◆ **To do**
Copy each of the rows below character for character, keeping every line as it stands.
* START Provided records *
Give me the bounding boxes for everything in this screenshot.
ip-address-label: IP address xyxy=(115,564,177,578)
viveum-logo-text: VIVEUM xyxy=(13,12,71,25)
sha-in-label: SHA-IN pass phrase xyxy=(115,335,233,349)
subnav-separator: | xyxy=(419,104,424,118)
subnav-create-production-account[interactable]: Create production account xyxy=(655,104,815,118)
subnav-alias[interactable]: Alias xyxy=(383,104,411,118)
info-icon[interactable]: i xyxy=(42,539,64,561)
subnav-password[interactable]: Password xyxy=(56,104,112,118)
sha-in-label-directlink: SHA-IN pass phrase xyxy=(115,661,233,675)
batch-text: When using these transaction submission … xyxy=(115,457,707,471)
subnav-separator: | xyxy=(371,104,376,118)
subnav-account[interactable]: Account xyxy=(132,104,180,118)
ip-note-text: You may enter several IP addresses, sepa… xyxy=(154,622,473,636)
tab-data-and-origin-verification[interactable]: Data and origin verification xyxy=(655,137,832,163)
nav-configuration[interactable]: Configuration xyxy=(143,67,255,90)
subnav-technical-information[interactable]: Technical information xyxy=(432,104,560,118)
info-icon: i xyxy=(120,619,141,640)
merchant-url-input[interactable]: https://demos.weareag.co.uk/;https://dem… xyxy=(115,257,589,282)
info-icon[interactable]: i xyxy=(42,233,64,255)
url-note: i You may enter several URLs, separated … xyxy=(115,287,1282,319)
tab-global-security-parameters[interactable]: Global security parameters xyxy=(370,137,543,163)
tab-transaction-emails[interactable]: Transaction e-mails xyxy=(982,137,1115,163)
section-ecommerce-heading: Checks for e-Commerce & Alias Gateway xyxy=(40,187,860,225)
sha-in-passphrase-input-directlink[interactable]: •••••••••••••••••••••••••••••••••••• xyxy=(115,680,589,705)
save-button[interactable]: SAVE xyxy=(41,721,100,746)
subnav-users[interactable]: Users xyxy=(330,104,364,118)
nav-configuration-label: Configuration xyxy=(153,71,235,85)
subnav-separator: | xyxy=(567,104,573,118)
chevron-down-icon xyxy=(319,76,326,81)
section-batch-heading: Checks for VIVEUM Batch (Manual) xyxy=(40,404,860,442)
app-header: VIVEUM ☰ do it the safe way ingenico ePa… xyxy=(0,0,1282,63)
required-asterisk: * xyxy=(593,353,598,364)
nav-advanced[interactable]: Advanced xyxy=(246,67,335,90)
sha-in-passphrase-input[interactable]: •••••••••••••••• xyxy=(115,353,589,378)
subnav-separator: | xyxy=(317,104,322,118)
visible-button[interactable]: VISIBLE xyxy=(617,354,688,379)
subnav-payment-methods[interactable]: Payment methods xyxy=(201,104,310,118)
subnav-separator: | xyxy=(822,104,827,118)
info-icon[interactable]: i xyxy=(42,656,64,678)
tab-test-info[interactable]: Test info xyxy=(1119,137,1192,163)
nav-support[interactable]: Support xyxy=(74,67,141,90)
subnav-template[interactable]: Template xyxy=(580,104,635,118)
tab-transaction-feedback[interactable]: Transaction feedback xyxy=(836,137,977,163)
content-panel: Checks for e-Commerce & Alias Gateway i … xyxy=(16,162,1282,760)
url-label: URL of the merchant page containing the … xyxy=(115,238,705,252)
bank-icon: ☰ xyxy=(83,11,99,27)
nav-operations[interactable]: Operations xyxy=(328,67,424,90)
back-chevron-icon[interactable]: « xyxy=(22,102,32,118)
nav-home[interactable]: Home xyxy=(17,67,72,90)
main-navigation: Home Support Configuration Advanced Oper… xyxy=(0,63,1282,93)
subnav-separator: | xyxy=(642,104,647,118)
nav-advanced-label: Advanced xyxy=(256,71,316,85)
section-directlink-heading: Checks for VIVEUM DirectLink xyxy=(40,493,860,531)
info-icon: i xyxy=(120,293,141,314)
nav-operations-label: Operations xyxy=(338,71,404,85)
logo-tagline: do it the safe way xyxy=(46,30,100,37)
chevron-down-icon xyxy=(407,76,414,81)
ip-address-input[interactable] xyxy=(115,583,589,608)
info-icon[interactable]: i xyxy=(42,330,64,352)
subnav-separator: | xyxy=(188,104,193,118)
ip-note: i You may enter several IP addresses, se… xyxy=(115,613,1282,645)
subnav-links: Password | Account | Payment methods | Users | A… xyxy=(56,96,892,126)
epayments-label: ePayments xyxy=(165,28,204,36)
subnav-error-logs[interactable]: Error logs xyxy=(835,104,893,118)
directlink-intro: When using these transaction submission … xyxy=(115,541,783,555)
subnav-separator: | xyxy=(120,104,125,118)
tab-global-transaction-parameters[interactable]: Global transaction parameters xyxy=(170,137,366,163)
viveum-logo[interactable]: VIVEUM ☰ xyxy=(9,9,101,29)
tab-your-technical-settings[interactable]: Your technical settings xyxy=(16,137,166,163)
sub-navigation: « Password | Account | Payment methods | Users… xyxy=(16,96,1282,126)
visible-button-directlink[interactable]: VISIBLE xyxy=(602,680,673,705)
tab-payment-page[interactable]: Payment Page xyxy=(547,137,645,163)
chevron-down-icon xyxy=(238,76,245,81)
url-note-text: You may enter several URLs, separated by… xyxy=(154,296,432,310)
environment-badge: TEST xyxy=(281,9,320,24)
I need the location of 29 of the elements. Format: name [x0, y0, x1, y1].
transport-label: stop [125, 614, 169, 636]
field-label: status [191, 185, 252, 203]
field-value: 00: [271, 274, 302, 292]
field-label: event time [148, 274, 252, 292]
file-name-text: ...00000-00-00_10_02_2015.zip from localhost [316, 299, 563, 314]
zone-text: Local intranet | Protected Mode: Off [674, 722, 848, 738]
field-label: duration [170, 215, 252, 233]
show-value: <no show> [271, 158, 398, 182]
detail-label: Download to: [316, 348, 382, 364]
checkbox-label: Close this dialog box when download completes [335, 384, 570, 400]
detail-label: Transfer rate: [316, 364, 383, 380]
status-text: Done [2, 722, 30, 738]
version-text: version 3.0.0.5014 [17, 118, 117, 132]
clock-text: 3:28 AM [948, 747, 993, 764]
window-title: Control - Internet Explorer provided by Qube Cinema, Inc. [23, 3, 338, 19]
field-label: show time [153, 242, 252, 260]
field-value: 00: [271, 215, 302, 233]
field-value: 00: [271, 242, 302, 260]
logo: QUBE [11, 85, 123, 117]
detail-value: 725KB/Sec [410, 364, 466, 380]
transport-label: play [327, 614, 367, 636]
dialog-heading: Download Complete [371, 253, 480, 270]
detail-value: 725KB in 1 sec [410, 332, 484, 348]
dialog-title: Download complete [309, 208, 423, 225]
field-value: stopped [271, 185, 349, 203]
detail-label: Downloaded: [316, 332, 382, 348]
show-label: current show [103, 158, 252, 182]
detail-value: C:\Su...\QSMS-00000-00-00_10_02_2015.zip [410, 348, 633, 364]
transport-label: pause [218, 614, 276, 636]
* END Provided records *
◆ **Output of the exercise**
Give me the bounding boxes for everything in this screenshot.
ip-address-label: IP address xyxy=(115,564,177,578)
viveum-logo-text: VIVEUM xyxy=(13,12,71,25)
sha-in-label: SHA-IN pass phrase xyxy=(115,335,233,349)
subnav-separator: | xyxy=(419,104,424,118)
subnav-create-production-account[interactable]: Create production account xyxy=(655,104,815,118)
subnav-alias[interactable]: Alias xyxy=(383,104,411,118)
info-icon[interactable]: i xyxy=(42,539,64,561)
subnav-password[interactable]: Password xyxy=(56,104,112,118)
sha-in-label-directlink: SHA-IN pass phrase xyxy=(115,661,233,675)
batch-text: When using these transaction submission … xyxy=(115,457,707,471)
subnav-separator: | xyxy=(371,104,376,118)
subnav-account[interactable]: Account xyxy=(132,104,180,118)
ip-note-text: You may enter several IP addresses, sepa… xyxy=(154,622,473,636)
tab-data-and-origin-verification[interactable]: Data and origin verification xyxy=(655,137,832,163)
nav-configuration[interactable]: Configuration xyxy=(143,67,255,90)
subnav-technical-information[interactable]: Technical information xyxy=(432,104,560,118)
info-icon: i xyxy=(120,619,141,640)
merchant-url-input[interactable]: https://demos.weareag.co.uk/;https://dem… xyxy=(115,257,589,282)
info-icon[interactable]: i xyxy=(42,233,64,255)
url-note: i You may enter several URLs, separated … xyxy=(115,287,1282,319)
tab-global-security-parameters[interactable]: Global security parameters xyxy=(370,137,543,163)
tab-transaction-emails[interactable]: Transaction e-mails xyxy=(982,137,1115,163)
section-ecommerce-heading: Checks for e-Commerce & Alias Gateway xyxy=(40,187,860,225)
sha-in-passphrase-input-directlink[interactable]: •••••••••••••••••••••••••••••••••••• xyxy=(115,680,589,705)
save-button[interactable]: SAVE xyxy=(41,721,100,746)
subnav-users[interactable]: Users xyxy=(330,104,364,118)
nav-configuration-label: Configuration xyxy=(153,71,235,85)
subnav-separator: | xyxy=(567,104,573,118)
chevron-down-icon xyxy=(319,76,326,81)
section-batch-heading: Checks for VIVEUM Batch (Manual) xyxy=(40,404,860,442)
app-header: VIVEUM ☰ do it the safe way ingenico ePa… xyxy=(0,0,1282,63)
required-asterisk: * xyxy=(593,353,598,364)
nav-advanced[interactable]: Advanced xyxy=(246,67,335,90)
sha-in-passphrase-input[interactable]: •••••••••••••••• xyxy=(115,353,589,378)
subnav-separator: | xyxy=(317,104,322,118)
visible-button[interactable]: VISIBLE xyxy=(617,354,688,379)
subnav-payment-methods[interactable]: Payment methods xyxy=(201,104,310,118)
subnav-separator: | xyxy=(822,104,827,118)
info-icon[interactable]: i xyxy=(42,656,64,678)
tab-test-info[interactable]: Test info xyxy=(1119,137,1192,163)
nav-support[interactable]: Support xyxy=(74,67,141,90)
subnav-template[interactable]: Template xyxy=(580,104,635,118)
tab-transaction-feedback[interactable]: Transaction feedback xyxy=(836,137,977,163)
content-panel: Checks for e-Commerce & Alias Gateway i … xyxy=(16,162,1282,760)
url-label: URL of the merchant page containing the … xyxy=(115,238,705,252)
bank-icon: ☰ xyxy=(83,11,99,27)
nav-operations[interactable]: Operations xyxy=(328,67,424,90)
back-chevron-icon[interactable]: « xyxy=(22,102,32,118)
nav-home[interactable]: Home xyxy=(17,67,72,90)
main-navigation: Home Support Configuration Advanced Oper… xyxy=(0,63,1282,93)
subnav-separator: | xyxy=(642,104,647,118)
nav-advanced-label: Advanced xyxy=(256,71,316,85)
section-directlink-heading: Checks for VIVEUM DirectLink xyxy=(40,493,860,531)
info-icon: i xyxy=(120,293,141,314)
nav-operations-label: Operations xyxy=(338,71,404,85)
logo-tagline: do it the safe way xyxy=(46,30,100,37)
chevron-down-icon xyxy=(407,76,414,81)
ip-address-input[interactable] xyxy=(115,583,589,608)
info-icon[interactable]: i xyxy=(42,330,64,352)
subnav-separator: | xyxy=(188,104,193,118)
ip-note: i You may enter several IP addresses, se… xyxy=(115,613,1282,645)
subnav-links: Password | Account | Payment methods | Users | A… xyxy=(56,96,892,126)
epayments-label: ePayments xyxy=(165,28,204,36)
subnav-error-logs[interactable]: Error logs xyxy=(835,104,893,118)
directlink-intro: When using these transaction submission … xyxy=(115,541,783,555)
subnav-separator: | xyxy=(120,104,125,118)
tab-global-transaction-parameters[interactable]: Global transaction parameters xyxy=(170,137,366,163)
viveum-logo[interactable]: VIVEUM ☰ xyxy=(9,9,101,29)
tab-your-technical-settings[interactable]: Your technical settings xyxy=(16,137,166,163)
sub-navigation: « Password | Account | Payment methods | Users… xyxy=(16,96,1282,126)
visible-button-directlink[interactable]: VISIBLE xyxy=(602,680,673,705)
tab-payment-page[interactable]: Payment Page xyxy=(547,137,645,163)
chevron-down-icon xyxy=(238,76,245,81)
url-note-text: You may enter several URLs, separated by… xyxy=(154,296,432,310)
environment-badge: TEST xyxy=(281,9,320,24)
I need the location of 29 of the elements. Format: name [x0, y0, x1, y1].
transport-label: stop [125, 614, 169, 636]
field-label: status [191, 185, 252, 203]
field-value: 00: [271, 274, 302, 292]
field-label: event time [148, 274, 252, 292]
file-name-text: ...00000-00-00_10_02_2015.zip from localhost [316, 299, 563, 314]
zone-text: Local intranet | Protected Mode: Off [674, 722, 848, 738]
field-label: duration [170, 215, 252, 233]
show-value: <no show> [271, 158, 398, 182]
detail-label: Download to: [316, 348, 382, 364]
checkbox-label: Close this dialog box when download completes [335, 384, 570, 400]
detail-label: Transfer rate: [316, 364, 383, 380]
status-text: Done [2, 722, 30, 738]
version-text: version 3.0.0.5014 [17, 118, 117, 132]
clock-text: 3:28 AM [948, 747, 993, 764]
window-title: Control - Internet Explorer provided by Qube Cinema, Inc. [23, 3, 338, 19]
field-label: show time [153, 242, 252, 260]
field-value: 00: [271, 215, 302, 233]
field-value: 00: [271, 242, 302, 260]
logo: QUBE [11, 85, 123, 117]
detail-value: 725KB/Sec [410, 364, 466, 380]
transport-label: play [327, 614, 367, 636]
dialog-heading: Download Complete [371, 253, 480, 270]
detail-value: 725KB in 1 sec [410, 332, 484, 348]
dialog-title: Download complete [309, 208, 423, 225]
field-value: stopped [271, 185, 349, 203]
detail-label: Downloaded: [316, 332, 382, 348]
show-label: current show [103, 158, 252, 182]
detail-value: C:\Su...\QSMS-00000-00-00_10_02_2015.zip [410, 348, 633, 364]
transport-label: pause [218, 614, 276, 636]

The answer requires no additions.